--- Document segment ---
That is so true. It's what I tell my kid. Playing anything is better than not playing.


----------



## MXDAD (Sep 25, 2006)

OMG! This is not easy!  But you guys already knew that!

I picked up 2 books: The Complete Guitar Player with CD and another, not in front of me right now but titled something like, Beginning Guitar for Adults.

I guess my plan is to work through both of these books then see about a book of songs from music I like. 
I will have to find something I like that a) I can play on acoustic and b) is within my abilities. This will not be easy!

I must admit I must have never really “listened” that closely to what was played acoustic vs electric as I struggle now to look back at what I enjoyed over the years. These days most of my listening is so influenced buy my kids and what they play. 

Gezzz this is hard on the fingers. I can do about 5 or 10 mins then my fingers hurt to much and I sound even worse… I quickly reach a point where I can’t feel the string under my fingers and I end up not pressing one finger hard enough and have a buzzing or flat sound. So I have been playing till the pain sets in then coming back to it as the night allows, dam wife and kids interfering with my practice! 

I have a few chords sounding similar to what I think they should but transitioning from chord to chord is brutal!

I have to say I’m really beginning to appreciate the time and effort that went into it when I listen to SRV and so many others. 

Any words of wisdom?


----------



## Smurf42 (Jun 17, 2006)

"the bottom line: it matters little "what" you practice, as long as you devote time each day to playing."


This is true, to a point I think. Grab a book of songs YOU like, and chose2 of them. Then sit down with the goal of learning them right. Everyones practice routine is different, but I always have "2 to learn" at any one time. This gives you a goal to reach, and once you reach it, it is a very satisfying feeling. 

Most of my time, tho, is spent learning how to switch chords cleanly, and working on my timing by using a metronome every time I sit down to practice! As a drummer of 35 years timing is my job, but using a metronome takes a load off so I can focus on my playing and fingering.

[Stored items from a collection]
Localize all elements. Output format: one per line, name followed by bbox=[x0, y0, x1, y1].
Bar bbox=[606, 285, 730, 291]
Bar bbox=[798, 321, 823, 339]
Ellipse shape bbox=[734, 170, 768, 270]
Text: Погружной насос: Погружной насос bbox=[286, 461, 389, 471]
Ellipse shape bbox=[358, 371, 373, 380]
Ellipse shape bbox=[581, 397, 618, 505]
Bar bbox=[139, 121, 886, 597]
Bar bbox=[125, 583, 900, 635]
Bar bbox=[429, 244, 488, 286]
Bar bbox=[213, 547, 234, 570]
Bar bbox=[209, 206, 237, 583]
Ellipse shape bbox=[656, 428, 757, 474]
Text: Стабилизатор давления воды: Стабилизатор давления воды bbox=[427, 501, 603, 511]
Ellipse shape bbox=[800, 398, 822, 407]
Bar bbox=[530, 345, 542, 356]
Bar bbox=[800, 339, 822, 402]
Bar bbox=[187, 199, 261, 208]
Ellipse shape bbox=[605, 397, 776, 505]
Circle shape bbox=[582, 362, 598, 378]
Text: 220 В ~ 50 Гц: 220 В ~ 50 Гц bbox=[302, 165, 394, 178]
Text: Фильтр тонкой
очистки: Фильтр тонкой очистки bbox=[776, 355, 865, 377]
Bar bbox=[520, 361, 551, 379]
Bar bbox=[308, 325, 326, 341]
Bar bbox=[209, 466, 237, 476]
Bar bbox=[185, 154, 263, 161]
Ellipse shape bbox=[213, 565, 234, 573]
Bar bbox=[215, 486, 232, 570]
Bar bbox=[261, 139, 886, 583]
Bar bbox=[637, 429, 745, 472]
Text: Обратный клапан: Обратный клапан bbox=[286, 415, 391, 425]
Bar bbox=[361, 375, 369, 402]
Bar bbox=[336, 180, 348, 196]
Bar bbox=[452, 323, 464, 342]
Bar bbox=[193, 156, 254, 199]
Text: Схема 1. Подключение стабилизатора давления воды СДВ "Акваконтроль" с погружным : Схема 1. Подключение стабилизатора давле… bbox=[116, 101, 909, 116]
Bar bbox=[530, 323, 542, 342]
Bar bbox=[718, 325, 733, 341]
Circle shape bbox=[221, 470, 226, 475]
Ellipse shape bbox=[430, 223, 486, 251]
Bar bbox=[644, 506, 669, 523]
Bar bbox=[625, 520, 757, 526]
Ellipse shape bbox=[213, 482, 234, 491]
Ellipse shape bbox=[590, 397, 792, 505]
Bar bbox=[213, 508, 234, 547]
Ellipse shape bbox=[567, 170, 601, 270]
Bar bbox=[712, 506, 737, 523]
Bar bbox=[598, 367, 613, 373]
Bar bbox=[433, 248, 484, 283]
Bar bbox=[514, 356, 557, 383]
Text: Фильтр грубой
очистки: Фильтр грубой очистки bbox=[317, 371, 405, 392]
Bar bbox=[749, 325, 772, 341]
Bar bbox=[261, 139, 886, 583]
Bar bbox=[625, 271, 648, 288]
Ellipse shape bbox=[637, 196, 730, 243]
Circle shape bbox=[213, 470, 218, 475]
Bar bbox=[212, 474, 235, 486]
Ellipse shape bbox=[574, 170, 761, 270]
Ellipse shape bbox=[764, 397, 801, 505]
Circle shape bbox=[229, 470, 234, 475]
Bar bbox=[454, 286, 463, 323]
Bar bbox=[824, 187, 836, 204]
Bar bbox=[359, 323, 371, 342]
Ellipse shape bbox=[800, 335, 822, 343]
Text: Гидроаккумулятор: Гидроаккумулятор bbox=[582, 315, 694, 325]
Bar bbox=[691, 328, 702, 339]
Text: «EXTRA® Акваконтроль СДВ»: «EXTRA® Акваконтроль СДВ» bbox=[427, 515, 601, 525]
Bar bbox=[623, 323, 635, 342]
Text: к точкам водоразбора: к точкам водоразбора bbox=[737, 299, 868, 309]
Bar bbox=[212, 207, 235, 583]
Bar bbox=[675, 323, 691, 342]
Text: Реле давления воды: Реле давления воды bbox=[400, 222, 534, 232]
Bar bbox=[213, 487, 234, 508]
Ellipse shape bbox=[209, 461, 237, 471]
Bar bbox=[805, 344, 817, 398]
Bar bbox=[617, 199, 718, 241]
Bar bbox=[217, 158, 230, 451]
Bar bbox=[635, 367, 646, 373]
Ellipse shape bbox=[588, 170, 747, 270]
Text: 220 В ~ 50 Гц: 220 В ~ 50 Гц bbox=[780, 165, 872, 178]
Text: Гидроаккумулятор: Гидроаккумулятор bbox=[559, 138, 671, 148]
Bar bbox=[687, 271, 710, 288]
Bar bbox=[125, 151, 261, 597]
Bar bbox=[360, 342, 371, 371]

--- To be done ---
**a.** Reproduce verbatim the passage of the guitar practice thread from "## MXDAD (Sep" up to and including "not be easy!".
**b.** Extend the guitar practice thread onward from its final sentence.

--- Results in order ---
**a.**
## MXDAD (Sep 25, 2006)

OMG! This is not easy!  But you guys already knew that!

I picked up 2 books: The Complete Guitar Player with CD and another, not in front of me right now but titled something like, Beginning Guitar for Adults.

I guess my plan is to work through both of these books then see about a book of songs from music I like. 
I will have to find something I like that a) I can play on acoustic and b) is within my abilities. This will not be easy!

**b.**
The main thing is to have FUN with it!


----------



## gerald guerrero (Oct 3, 2006)

Hey, Ive got 2 vintage Fenders and 3 vintage Gibsons, but if I did, I would still buy a great guitar like dot-on-shaft or Epiphone. No, they arent Gibsons and you can tell, but they are definitly nice.


----------



## madog99 (Aug 22, 2006)

You can't go wrong with those A&L's , real guitar for an unreal price and they hold up very well. you might want to try light strings to start out with if your fingers keep hurting and look for a one of those "songs of ARTIST made easy" song books , they dumb it down to the basic chords , I had a Dylan book that I learned with like that. 
enjoy 



MXDAD said:


> OMG! This is not easy!  But you guys already knew that!
> 
> I picked up 2 books: The Complete Guitar Player with CD and another, not in front of me right now but titled something like, Beginning Guitar for Adults.
> 
> ...


----------



## aaron (Mar 6, 2006)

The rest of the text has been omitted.